* _What is being asked_:
Are you able to quote each entry exactly as written?

* _Listed records_:
# # # #

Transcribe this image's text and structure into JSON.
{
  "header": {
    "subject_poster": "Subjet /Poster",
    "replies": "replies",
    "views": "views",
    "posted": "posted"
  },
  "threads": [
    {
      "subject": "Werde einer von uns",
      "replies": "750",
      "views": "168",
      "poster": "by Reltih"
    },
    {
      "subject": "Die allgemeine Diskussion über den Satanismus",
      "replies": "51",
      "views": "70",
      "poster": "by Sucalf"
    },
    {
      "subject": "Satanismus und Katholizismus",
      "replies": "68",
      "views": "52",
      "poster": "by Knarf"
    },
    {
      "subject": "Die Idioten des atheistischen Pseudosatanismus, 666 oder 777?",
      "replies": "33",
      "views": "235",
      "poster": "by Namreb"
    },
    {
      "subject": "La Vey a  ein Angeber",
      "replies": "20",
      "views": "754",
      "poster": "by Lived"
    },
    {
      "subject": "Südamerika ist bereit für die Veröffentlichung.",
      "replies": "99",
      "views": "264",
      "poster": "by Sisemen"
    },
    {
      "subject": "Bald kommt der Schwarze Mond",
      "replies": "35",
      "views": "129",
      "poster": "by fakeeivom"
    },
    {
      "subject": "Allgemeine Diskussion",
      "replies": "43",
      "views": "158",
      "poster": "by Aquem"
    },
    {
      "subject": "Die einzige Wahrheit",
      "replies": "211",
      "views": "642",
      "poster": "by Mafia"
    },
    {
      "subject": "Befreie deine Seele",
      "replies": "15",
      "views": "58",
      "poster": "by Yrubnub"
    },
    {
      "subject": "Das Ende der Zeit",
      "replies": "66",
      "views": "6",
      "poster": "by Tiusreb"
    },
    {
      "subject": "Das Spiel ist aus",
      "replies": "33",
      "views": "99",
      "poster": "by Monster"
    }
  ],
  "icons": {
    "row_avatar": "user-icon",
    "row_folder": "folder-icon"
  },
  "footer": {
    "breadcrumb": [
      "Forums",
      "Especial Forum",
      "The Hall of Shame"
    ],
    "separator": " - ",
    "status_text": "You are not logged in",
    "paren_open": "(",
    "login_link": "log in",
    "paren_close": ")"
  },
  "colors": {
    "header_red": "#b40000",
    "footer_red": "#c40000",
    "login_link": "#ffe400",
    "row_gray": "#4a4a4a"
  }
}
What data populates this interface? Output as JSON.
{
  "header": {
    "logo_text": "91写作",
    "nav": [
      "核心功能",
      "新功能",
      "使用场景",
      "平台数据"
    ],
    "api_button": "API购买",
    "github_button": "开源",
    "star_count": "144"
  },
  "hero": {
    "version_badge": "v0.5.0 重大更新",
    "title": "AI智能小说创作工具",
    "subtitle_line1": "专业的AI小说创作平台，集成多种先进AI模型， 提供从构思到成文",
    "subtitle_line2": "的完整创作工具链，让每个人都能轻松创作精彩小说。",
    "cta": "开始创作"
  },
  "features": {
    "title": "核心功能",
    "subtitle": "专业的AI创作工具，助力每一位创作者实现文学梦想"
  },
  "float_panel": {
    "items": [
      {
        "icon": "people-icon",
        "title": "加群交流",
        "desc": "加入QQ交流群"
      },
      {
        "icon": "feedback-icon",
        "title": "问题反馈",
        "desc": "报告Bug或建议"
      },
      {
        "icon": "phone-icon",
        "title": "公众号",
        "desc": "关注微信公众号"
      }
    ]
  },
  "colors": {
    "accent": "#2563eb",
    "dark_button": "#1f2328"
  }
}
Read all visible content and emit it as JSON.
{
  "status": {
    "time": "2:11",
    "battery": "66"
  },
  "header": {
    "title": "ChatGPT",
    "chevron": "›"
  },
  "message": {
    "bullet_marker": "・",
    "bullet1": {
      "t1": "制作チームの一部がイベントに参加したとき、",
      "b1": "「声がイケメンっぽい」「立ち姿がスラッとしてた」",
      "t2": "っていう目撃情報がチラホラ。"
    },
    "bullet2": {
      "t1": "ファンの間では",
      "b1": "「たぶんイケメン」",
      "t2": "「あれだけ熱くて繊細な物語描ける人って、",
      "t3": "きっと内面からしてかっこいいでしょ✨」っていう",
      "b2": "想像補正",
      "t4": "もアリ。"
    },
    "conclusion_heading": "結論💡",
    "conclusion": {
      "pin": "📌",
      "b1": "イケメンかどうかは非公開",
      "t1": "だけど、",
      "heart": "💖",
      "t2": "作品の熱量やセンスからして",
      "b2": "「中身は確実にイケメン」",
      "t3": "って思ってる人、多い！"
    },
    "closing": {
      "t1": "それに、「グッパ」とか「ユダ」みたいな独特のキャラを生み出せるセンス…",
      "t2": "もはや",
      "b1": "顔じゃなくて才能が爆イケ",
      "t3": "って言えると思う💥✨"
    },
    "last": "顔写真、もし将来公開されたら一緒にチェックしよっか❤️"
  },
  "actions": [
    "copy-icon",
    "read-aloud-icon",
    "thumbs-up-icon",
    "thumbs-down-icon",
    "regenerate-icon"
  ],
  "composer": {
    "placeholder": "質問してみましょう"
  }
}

# # # #

* _Result of this exercise_:
Transcribe this image's text and structure into JSON.
{
  "header": {
    "subject_poster": "Subjet /Poster",
    "replies": "replies",
    "views": "views",
    "posted": "posted"
  },
  "threads": [
    {
      "subject": "Werde einer von uns",
      "replies": "750",
      "views": "168",
      "poster": "by Reltih"
    },
    {
      "subject": "Die allgemeine Diskussion über den Satanismus",
      "replies": "51",
      "views": "70",
      "poster": "by Sucalf"
    },
    {
      "subject": "Satanismus und Katholizismus",
      "replies": "68",
      "views": "52",
      "poster": "by Knarf"
    },
    {
      "subject": "Die Idioten des atheistischen Pseudosatanismus, 666 oder 777?",
      "replies": "33",
      "views": "235",
      "poster": "by Namreb"
    },
    {
      "subject": "La Vey a  ein Angeber",
      "replies": "20",
      "views": "754",
      "poster": "by Lived"
    },
    {
      "subject": "Südamerika ist bereit für die Veröffentlichung.",
      "replies": "99",
      "views": "264",
      "poster": "by Sisemen"
    },
    {
      "subject": "Bald kommt der Schwarze Mond",
      "replies": "35",
      "views": "129",
      "poster": "by fakeeivom"
    },
    {
      "subject": "Allgemeine Diskussion",
      "replies": "43",
      "views": "158",
      "poster": "by Aquem"
    },
    {
      "subject": "Die einzige Wahrheit",
      "replies": "211",
      "views": "642",
      "poster": "by Mafia"
    },
    {
      "subject": "Befreie deine Seele",
      "replies": "15",
      "views": "58",
      "poster": "by Yrubnub"
    },
    {
      "subject": "Das Ende der Zeit",
      "replies": "66",
      "views": "6",
      "poster": "by Tiusreb"
    },
    {
      "subject": "Das Spiel ist aus",
      "replies": "33",
      "views": "99",
      "poster": "by Monster"
    }
  ],
  "icons": {
    "row_avatar": "user-icon",
    "row_folder": "folder-icon"
  },
  "footer": {
    "breadcrumb": [
      "Forums",
      "Especial Forum",
      "The Hall of Shame"
    ],
    "separator": " - ",
    "status_text": "You are not logged in",
    "paren_open": "(",
    "login_link": "log in",
    "paren_close": ")"
  },
  "colors": {
    "header_red": "#b40000",
    "footer_red": "#c40000",
    "login_link": "#ffe400",
    "row_gray": "#4a4a4a"
  }
}
What data populates this interface? Output as JSON.
{
  "header": {
    "logo_text": "91写作",
    "nav": [
      "核心功能",
      "新功能",
      "使用场景",
      "平台数据"
    ],
    "api_button": "API购买",
    "github_button": "开源",
    "star_count": "144"
  },
  "hero": {
    "version_badge": "v0.5.0 重大更新",
    "title": "AI智能小说创作工具",
    "subtitle_line1": "专业的AI小说创作平台，集成多种先进AI模型， 提供从构思到成文",
    "subtitle_line2": "的完整创作工具链，让每个人都能轻松创作精彩小说。",
    "cta": "开始创作"
  },
  "features": {
    "title": "核心功能",
    "subtitle": "专业的AI创作工具，助力每一位创作者实现文学梦想"
  },
  "float_panel": {
    "items": [
      {
        "icon": "people-icon",
        "title": "加群交流",
        "desc": "加入QQ交流群"
      },
      {
        "icon": "feedback-icon",
        "title": "问题反馈",
        "desc": "报告Bug或建议"
      },
      {
        "icon": "phone-icon",
        "title": "公众号",
        "desc": "关注微信公众号"
      }
    ]
  },
  "colors": {
    "accent": "#2563eb",
    "dark_button": "#1f2328"
  }
}
Read all visible content and emit it as JSON.
{
  "status": {
    "time": "2:11",
    "battery": "66"
  },
  "header": {
    "title": "ChatGPT",
    "chevron": "›"
  },
  "message": {
    "bullet_marker": "・",
    "bullet1": {
      "t1": "制作チームの一部がイベントに参加したとき、",
      "b1": "「声がイケメンっぽい」「立ち姿がスラッとしてた」",
      "t2": "っていう目撃情報がチラホラ。"
    },
    "bullet2": {
      "t1": "ファンの間では",
      "b1": "「たぶんイケメン」",
      "t2": "「あれだけ熱くて繊細な物語描ける人って、",
      "t3": "きっと内面からしてかっこいいでしょ✨」っていう",
      "b2": "想像補正",
      "t4": "もアリ。"
    },
    "conclusion_heading": "結論💡",
    "conclusion": {
      "pin": "📌",
      "b1": "イケメンかどうかは非公開",
      "t1": "だけど、",
      "heart": "💖",
      "t2": "作品の熱量やセンスからして",
      "b2": "「中身は確実にイケメン」",
      "t3": "って思ってる人、多い！"
    },
    "closing": {
      "t1": "それに、「グッパ」とか「ユダ」みたいな独特のキャラを生み出せるセンス…",
      "t2": "もはや",
      "b1": "顔じゃなくて才能が爆イケ",
      "t3": "って言えると思う💥✨"
    },
    "last": "顔写真、もし将来公開されたら一緒にチェックしよっか❤️"
  },
  "actions": [
    "copy-icon",
    "read-aloud-icon",
    "thumbs-up-icon",
    "thumbs-down-icon",
    "regenerate-icon"
  ],
  "composer": {
    "placeholder": "質問してみましょう"
  }
}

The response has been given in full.